- DATA SHOWN:
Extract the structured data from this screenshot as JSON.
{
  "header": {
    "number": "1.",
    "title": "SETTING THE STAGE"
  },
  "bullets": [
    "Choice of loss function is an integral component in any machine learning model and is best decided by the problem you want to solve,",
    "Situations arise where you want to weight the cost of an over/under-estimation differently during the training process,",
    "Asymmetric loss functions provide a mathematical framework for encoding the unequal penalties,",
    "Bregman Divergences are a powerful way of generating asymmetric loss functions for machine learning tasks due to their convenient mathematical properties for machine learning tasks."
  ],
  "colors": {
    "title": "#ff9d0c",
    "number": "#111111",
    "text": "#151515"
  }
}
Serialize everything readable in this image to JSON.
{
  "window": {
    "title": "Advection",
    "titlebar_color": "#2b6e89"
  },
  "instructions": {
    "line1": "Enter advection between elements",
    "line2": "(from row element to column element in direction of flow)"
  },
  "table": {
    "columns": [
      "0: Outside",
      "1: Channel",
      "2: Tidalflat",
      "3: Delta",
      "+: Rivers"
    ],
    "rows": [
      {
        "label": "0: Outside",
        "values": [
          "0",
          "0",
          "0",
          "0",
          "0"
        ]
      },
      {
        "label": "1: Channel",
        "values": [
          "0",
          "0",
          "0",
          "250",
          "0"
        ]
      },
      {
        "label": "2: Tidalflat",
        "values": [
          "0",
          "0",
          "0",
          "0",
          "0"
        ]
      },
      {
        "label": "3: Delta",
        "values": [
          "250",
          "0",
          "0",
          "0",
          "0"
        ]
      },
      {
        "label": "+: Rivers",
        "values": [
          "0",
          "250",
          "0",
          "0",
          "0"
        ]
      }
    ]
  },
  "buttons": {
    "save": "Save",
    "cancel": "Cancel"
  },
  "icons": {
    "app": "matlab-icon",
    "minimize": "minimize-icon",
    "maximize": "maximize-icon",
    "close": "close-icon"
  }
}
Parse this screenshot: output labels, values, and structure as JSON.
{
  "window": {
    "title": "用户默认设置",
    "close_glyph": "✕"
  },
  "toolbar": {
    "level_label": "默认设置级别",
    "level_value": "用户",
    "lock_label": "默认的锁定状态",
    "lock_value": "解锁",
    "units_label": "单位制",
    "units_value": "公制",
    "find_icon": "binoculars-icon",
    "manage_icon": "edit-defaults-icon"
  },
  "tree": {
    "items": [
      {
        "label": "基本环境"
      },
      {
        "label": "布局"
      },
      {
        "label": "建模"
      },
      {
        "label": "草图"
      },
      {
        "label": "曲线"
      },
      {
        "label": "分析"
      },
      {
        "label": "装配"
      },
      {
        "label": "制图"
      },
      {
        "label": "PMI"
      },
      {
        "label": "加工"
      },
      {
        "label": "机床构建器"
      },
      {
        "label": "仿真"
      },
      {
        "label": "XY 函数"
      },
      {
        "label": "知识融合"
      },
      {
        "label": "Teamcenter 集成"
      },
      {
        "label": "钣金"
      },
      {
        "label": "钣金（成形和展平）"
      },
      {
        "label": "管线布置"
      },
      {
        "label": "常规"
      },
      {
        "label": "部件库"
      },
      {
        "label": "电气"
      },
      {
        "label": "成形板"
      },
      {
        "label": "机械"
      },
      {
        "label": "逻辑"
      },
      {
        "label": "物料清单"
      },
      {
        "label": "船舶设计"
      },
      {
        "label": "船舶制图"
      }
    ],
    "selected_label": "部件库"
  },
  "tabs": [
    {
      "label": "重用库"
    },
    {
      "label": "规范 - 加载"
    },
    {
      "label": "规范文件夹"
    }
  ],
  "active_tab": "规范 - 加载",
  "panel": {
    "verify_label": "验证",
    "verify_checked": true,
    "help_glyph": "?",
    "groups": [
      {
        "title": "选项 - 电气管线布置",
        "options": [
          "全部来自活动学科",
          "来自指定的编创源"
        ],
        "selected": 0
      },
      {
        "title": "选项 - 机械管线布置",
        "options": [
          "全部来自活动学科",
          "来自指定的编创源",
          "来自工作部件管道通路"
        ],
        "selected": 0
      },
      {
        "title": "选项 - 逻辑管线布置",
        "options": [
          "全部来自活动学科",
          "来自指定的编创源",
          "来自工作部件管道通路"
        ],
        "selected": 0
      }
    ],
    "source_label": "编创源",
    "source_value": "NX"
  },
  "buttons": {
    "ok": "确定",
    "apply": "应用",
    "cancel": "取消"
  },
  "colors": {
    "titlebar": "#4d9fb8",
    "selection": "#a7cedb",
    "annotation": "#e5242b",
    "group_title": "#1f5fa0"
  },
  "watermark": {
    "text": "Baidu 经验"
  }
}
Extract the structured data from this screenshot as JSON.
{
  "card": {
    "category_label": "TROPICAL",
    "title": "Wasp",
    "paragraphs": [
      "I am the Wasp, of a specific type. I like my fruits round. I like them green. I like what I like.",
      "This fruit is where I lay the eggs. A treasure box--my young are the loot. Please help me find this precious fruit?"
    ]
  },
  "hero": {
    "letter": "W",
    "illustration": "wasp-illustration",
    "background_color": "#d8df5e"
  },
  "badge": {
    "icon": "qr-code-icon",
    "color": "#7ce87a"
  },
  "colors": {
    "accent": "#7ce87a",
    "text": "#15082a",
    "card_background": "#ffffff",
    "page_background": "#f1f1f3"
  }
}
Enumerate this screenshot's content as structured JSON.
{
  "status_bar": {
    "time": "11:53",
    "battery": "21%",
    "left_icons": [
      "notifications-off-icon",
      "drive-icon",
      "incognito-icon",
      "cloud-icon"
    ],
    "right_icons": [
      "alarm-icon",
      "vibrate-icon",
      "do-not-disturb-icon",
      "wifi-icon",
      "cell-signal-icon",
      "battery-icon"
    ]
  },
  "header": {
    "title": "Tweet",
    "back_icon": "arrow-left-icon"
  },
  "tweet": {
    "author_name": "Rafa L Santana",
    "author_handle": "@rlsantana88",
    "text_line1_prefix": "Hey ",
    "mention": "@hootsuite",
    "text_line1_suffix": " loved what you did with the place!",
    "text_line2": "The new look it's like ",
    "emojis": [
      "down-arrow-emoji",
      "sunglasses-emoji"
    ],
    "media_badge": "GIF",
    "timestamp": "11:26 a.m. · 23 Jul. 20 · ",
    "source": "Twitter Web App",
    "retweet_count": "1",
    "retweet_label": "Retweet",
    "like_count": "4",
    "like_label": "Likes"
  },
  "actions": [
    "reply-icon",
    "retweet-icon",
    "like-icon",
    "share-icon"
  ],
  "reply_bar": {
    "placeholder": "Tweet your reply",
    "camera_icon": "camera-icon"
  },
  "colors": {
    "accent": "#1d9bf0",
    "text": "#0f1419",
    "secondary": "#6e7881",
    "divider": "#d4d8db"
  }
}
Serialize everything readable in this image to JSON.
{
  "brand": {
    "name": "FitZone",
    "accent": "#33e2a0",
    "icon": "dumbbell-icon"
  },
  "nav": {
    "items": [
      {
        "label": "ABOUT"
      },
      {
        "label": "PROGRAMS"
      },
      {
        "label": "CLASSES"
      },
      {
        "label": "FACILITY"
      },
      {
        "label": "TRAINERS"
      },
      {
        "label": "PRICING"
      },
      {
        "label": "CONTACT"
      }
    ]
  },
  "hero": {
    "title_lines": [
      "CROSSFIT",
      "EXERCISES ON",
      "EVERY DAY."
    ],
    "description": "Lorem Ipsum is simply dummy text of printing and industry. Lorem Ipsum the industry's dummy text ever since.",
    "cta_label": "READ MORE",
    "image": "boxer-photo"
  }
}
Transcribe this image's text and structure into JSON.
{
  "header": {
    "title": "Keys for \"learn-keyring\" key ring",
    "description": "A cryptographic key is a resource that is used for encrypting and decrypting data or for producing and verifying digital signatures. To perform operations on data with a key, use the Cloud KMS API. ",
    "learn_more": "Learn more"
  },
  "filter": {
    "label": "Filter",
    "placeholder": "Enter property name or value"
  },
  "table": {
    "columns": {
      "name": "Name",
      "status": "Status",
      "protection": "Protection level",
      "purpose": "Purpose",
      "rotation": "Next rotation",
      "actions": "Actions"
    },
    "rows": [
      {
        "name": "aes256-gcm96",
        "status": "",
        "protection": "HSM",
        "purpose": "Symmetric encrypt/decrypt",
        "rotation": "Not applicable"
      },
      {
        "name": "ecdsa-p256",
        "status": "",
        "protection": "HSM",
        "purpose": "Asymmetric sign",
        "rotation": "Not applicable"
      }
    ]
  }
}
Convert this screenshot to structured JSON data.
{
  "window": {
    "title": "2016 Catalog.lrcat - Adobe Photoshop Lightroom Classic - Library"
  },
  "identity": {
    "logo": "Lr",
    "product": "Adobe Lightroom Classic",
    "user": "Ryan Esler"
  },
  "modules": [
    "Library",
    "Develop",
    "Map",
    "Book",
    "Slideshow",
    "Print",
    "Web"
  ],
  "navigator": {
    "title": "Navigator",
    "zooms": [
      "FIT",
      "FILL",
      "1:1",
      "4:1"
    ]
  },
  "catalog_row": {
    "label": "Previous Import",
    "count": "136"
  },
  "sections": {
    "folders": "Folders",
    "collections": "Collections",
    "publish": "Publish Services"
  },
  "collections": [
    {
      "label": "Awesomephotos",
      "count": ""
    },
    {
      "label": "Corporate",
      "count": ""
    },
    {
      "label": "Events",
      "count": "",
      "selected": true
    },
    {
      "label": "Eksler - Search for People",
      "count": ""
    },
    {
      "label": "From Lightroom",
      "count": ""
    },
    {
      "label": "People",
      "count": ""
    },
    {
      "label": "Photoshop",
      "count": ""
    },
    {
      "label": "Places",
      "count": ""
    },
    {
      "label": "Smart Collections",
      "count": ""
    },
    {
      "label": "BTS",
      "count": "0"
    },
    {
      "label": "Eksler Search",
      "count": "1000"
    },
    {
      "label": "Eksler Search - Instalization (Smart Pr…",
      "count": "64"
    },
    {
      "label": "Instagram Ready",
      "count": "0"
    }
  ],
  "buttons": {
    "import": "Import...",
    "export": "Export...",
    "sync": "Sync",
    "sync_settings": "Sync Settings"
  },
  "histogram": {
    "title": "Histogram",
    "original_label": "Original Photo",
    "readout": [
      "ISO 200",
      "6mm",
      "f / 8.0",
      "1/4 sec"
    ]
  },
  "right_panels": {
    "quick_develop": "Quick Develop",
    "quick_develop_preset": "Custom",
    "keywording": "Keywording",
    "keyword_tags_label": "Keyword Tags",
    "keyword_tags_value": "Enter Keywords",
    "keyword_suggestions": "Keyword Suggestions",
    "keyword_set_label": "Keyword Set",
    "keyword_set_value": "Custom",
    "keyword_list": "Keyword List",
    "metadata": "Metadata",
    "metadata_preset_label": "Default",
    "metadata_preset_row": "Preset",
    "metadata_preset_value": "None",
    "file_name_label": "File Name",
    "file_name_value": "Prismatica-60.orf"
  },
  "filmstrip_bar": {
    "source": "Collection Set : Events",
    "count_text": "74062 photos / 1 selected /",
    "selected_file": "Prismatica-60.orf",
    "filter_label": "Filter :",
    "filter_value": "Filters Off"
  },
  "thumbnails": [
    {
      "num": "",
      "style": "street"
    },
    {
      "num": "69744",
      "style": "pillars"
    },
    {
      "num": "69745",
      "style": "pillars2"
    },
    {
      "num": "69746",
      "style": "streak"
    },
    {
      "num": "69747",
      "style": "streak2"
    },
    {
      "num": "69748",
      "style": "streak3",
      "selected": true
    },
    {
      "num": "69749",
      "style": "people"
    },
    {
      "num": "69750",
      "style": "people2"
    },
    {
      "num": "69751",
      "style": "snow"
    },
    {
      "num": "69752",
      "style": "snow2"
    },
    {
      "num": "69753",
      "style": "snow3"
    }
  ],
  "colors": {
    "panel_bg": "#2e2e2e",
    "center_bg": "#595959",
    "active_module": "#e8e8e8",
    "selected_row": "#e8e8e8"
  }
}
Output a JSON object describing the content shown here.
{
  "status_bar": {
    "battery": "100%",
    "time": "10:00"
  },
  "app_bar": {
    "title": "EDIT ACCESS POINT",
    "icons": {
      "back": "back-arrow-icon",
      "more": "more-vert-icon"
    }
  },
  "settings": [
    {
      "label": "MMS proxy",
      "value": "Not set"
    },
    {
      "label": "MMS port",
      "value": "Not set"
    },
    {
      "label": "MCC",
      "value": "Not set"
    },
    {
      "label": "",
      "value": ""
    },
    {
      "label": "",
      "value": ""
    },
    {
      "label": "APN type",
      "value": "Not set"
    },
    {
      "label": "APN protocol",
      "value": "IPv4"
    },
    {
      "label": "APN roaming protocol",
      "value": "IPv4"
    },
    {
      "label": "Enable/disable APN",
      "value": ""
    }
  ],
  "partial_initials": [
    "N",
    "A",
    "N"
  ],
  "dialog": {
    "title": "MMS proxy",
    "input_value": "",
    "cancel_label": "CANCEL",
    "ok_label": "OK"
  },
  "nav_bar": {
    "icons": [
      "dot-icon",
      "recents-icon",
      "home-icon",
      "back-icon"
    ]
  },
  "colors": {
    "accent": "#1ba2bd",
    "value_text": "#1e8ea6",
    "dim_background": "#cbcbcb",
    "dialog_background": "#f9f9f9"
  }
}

- EXERCISE: Which lines hold the word "content"? Copy each of them from the records.

- FULL ANSWER:
Enumerate this screenshot's content as structured JSON.
Output a JSON object describing the content shown here.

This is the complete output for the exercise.